▶ _EXERCISE PROMPT_: Tally the lines below that contain "order". The number is the whole answer.
──────────
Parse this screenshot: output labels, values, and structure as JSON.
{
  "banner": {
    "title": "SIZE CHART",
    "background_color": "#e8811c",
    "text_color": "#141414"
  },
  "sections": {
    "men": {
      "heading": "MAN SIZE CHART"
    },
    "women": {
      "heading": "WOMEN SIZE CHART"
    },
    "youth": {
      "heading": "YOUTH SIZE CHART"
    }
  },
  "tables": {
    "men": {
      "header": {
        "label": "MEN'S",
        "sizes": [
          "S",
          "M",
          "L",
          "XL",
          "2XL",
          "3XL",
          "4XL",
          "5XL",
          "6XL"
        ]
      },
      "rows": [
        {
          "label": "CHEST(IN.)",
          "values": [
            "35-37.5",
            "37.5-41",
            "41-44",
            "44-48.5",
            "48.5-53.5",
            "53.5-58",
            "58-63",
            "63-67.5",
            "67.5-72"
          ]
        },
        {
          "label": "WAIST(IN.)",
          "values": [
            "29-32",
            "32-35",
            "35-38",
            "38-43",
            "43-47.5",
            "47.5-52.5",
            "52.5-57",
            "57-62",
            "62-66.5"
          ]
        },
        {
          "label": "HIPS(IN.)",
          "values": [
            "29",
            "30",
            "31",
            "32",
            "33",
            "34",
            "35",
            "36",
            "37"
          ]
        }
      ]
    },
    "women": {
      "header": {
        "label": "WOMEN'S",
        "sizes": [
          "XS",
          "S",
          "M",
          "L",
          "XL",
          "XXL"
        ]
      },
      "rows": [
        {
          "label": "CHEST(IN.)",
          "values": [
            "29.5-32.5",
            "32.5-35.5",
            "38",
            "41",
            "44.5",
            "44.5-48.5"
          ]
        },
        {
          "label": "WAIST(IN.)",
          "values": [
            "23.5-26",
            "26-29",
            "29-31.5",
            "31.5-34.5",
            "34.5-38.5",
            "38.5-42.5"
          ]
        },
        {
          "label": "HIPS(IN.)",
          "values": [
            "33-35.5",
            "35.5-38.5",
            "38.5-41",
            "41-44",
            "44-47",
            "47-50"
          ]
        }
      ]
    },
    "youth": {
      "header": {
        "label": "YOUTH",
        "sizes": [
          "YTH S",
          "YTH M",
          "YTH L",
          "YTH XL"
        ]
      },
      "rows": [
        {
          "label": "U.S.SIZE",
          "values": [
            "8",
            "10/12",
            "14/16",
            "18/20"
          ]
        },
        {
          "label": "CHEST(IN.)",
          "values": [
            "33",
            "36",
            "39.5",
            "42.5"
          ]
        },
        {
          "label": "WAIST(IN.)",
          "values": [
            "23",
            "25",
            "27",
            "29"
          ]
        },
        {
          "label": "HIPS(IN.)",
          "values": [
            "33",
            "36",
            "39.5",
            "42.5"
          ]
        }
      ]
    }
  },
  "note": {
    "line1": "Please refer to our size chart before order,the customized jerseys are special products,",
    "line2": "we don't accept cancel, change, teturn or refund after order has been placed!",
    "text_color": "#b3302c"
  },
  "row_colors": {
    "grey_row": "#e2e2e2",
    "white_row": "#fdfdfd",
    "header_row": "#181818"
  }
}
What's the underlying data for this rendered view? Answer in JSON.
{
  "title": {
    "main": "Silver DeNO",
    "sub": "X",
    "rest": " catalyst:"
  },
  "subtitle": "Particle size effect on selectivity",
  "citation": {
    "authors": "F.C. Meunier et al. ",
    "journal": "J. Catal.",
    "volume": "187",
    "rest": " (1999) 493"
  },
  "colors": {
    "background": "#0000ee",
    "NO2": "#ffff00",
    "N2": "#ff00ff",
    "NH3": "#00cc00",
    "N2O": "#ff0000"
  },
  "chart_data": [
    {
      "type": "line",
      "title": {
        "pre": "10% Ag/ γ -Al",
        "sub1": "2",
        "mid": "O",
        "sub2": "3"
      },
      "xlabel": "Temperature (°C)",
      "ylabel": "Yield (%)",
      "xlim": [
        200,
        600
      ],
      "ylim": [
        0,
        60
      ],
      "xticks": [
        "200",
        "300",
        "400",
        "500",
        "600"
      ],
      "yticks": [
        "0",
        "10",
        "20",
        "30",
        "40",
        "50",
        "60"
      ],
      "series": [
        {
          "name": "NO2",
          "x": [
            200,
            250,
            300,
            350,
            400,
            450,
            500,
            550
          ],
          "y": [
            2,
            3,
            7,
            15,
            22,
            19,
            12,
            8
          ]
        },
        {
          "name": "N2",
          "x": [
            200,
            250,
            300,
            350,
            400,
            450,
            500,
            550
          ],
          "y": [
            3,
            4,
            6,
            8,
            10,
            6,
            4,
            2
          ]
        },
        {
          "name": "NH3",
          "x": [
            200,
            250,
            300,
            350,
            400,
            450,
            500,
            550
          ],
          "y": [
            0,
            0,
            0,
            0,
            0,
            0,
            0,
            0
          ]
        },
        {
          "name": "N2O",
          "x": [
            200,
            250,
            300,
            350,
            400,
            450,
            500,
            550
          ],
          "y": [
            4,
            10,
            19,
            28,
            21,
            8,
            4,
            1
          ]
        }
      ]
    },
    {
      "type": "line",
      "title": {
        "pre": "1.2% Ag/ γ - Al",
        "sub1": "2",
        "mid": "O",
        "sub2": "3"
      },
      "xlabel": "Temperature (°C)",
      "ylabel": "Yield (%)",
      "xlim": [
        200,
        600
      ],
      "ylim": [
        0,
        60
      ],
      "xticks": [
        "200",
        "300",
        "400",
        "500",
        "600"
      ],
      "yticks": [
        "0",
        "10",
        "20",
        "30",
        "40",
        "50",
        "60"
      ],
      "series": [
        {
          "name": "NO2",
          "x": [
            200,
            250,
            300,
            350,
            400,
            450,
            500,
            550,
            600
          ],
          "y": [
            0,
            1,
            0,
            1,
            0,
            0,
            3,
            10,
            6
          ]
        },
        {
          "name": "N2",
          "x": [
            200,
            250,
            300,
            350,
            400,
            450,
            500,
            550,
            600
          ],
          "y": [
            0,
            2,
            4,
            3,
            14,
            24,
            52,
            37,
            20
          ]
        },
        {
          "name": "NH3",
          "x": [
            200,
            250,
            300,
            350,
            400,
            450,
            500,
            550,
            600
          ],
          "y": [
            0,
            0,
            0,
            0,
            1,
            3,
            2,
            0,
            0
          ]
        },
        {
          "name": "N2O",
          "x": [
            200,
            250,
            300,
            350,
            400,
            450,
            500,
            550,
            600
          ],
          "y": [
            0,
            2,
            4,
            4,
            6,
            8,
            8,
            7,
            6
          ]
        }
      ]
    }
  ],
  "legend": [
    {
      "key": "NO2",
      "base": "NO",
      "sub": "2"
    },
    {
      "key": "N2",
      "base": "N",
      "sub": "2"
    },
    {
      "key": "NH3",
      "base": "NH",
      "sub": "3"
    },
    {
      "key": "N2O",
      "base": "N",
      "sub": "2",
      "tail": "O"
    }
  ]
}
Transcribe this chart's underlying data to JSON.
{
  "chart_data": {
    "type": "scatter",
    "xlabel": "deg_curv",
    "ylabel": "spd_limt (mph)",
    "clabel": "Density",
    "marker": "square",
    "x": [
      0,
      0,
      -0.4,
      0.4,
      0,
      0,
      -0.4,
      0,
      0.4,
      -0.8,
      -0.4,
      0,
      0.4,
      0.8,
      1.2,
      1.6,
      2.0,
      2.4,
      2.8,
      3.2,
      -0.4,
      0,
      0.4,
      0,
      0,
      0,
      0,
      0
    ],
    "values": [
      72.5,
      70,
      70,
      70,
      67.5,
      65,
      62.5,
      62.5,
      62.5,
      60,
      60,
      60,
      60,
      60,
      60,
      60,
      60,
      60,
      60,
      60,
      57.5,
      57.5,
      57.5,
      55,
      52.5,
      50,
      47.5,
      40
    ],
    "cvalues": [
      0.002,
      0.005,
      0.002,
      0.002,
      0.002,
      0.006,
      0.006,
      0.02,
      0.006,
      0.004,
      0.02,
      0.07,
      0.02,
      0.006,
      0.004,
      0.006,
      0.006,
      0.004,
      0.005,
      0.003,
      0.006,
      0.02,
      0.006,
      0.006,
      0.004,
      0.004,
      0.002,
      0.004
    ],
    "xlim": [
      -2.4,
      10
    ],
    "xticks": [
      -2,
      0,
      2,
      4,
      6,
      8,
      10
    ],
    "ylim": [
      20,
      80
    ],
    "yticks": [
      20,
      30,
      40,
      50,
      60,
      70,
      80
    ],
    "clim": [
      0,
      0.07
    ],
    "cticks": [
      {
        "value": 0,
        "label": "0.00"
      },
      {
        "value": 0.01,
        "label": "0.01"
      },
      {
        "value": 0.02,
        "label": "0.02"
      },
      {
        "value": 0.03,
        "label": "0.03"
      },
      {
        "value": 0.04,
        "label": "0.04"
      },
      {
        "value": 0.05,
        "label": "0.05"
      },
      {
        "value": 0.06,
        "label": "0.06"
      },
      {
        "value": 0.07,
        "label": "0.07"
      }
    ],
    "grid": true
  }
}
──────────
▶ _IN RESPONSE_: 2